- [STORED DATA]:
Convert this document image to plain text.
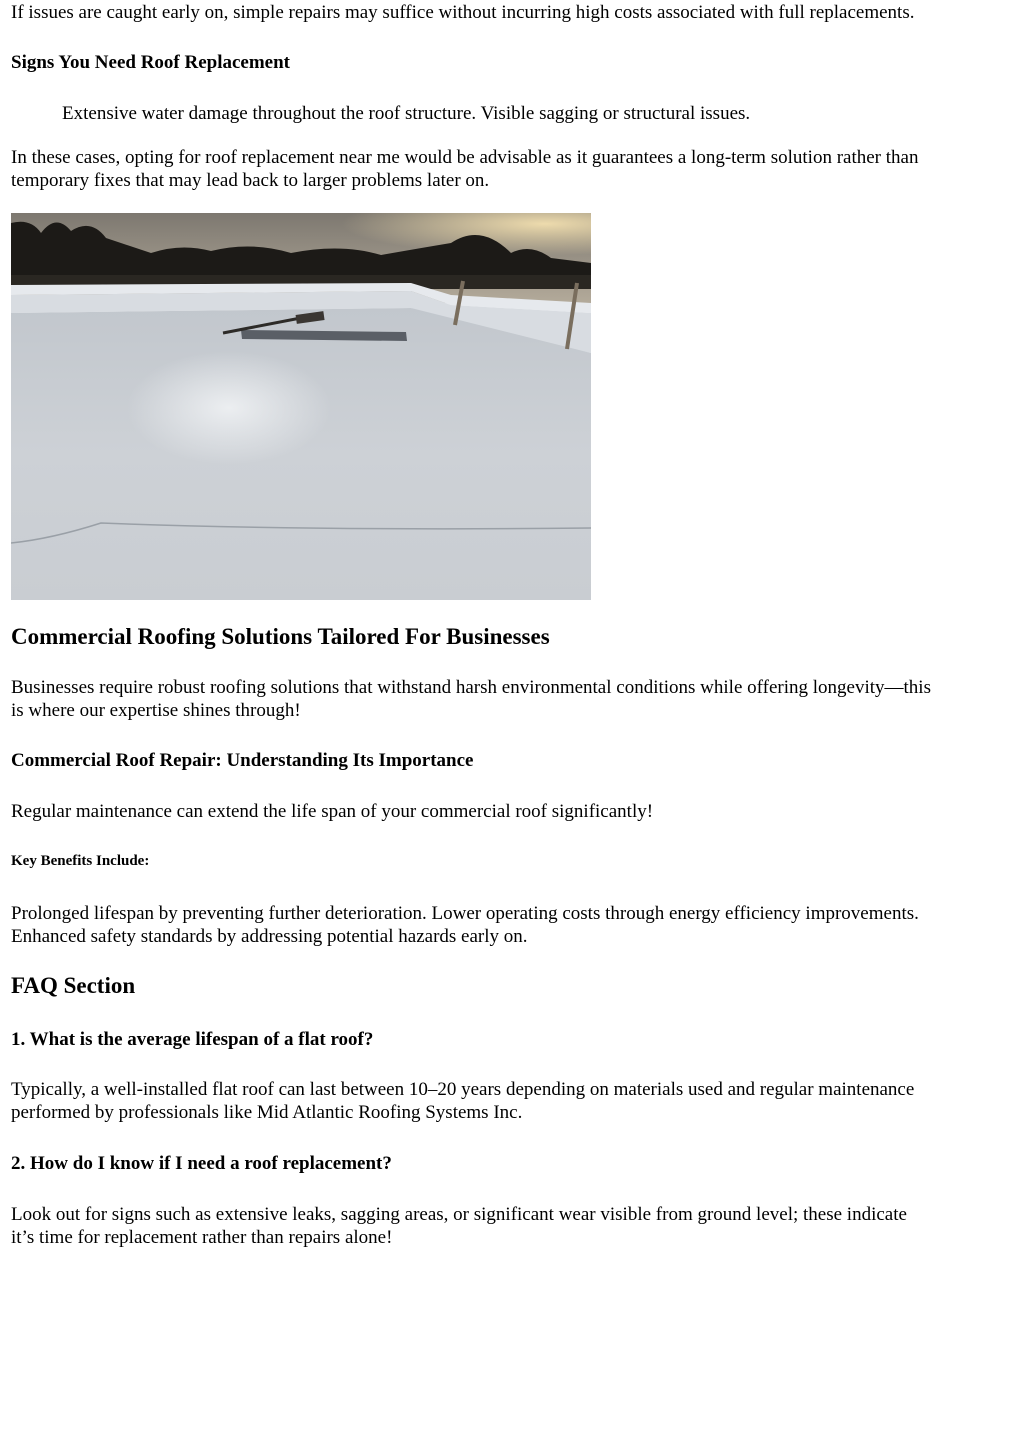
If issues are caught early on, simple repairs may suffice without incurring high costs associated with full replacements.

Signs You Need Roof Replacement

Extensive water damage throughout the roof structure. Visible sagging or structural issues.

In these cases, opting for roof replacement near me would be advisable as it guarantees a long-term solution rather than

temporary fixes that may lead back to larger problems later on.

Commercial Roofing Solutions Tailored For Businesses

Businesses require robust roofing solutions that withstand harsh environmental conditions while offering longevity—this

is where our expertise shines through!

Commercial Roof Repair: Understanding Its Importance

Regular maintenance can extend the life span of your commercial roof significantly!

Key Benefits Include:

Prolonged lifespan by preventing further deterioration. Lower operating costs through energy efficiency improvements.

Enhanced safety standards by addressing potential hazards early on.

FAQ Section
1. What is the average lifespan of a flat roof?

Typically, a well-installed flat roof can last between 10–20 years depending on materials used and regular maintenance

performed by professionals like Mid Atlantic Roofing Systems Inc.

2. How do I know if I need a roof replacement?

Look out for signs such as extensive leaks, sagging areas, or significant wear visible from ground level; these indicate

it’s time for replacement rather than repairs alone!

- [GOAL OF THE EXERCISE]: Reproduce the material word for word. Any pictures should be left out of the copy.

- [SOLUTION TO THE EXERCISE]:
Convert this document image to plain text.
If issues are caught early on, simple repairs may suffice without incurring high costs associated with full replacements.

Signs You Need Roof Replacement

Extensive water damage throughout the roof structure. Visible sagging or structural issues.

In these cases, opting for roof replacement near me would be advisable as it guarantees a long-term solution rather than

temporary fixes that may lead back to larger problems later on.

Commercial Roofing Solutions Tailored For Businesses

Businesses require robust roofing solutions that withstand harsh environmental conditions while offering longevity—this

is where our expertise shines through!

Commercial Roof Repair: Understanding Its Importance

Regular maintenance can extend the life span of your commercial roof significantly!

Key Benefits Include:

Prolonged lifespan by preventing further deterioration. Lower operating costs through energy efficiency improvements.

Enhanced safety standards by addressing potential hazards early on.

FAQ Section
1. What is the average lifespan of a flat roof?

Typically, a well-installed flat roof can last between 10–20 years depending on materials used and regular maintenance

performed by professionals like Mid Atlantic Roofing Systems Inc.

2. How do I know if I need a roof replacement?

Look out for signs such as extensive leaks, sagging areas, or significant wear visible from ground level; these indicate

it’s time for replacement rather than repairs alone!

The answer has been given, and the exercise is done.